[Do this]: Each record that follows should be repeated exactly, minus any images.

[Stored data entries]
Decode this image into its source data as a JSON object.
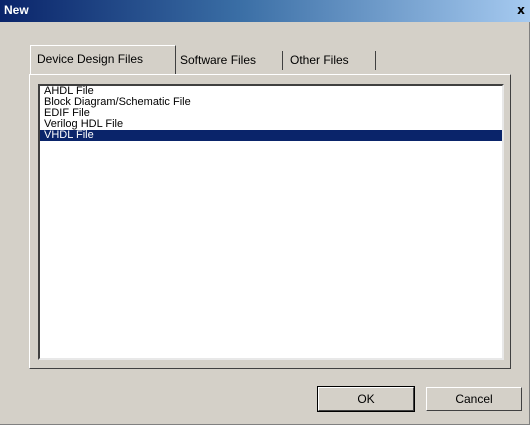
{
  "window": {
    "title": "New",
    "close_glyph": "x"
  },
  "tabs": [
    {
      "label": "Device Design Files",
      "active": true
    },
    {
      "label": "Software Files",
      "active": false
    },
    {
      "label": "Other Files",
      "active": false
    }
  ],
  "file_list": {
    "items": [
      {
        "label": "AHDL File",
        "selected": false
      },
      {
        "label": "Block Diagram/Schematic File",
        "selected": false
      },
      {
        "label": "EDIF File",
        "selected": false
      },
      {
        "label": "Verilog HDL File",
        "selected": false
      },
      {
        "label": "VHDL File",
        "selected": true
      }
    ]
  },
  "buttons": {
    "ok_label": "OK",
    "cancel_label": "Cancel"
  },
  "colors": {
    "selection": "#0a246a",
    "dialog_face": "#d4d0c8",
    "title_gradient_start": "#0a246a"
  }
}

[Answer in full]:
Decode this image into its source data as a JSON object.
{
  "window": {
    "title": "New",
    "close_glyph": "x"
  },
  "tabs": [
    {
      "label": "Device Design Files",
      "active": true
    },
    {
      "label": "Software Files",
      "active": false
    },
    {
      "label": "Other Files",
      "active": false
    }
  ],
  "file_list": {
    "items": [
      {
        "label": "AHDL File",
        "selected": false
      },
      {
        "label": "Block Diagram/Schematic File",
        "selected": false
      },
      {
        "label": "EDIF File",
        "selected": false
      },
      {
        "label": "Verilog HDL File",
        "selected": false
      },
      {
        "label": "VHDL File",
        "selected": true
      }
    ]
  },
  "buttons": {
    "ok_label": "OK",
    "cancel_label": "Cancel"
  },
  "colors": {
    "selection": "#0a246a",
    "dialog_face": "#d4d0c8",
    "title_gradient_start": "#0a246a"
  }
}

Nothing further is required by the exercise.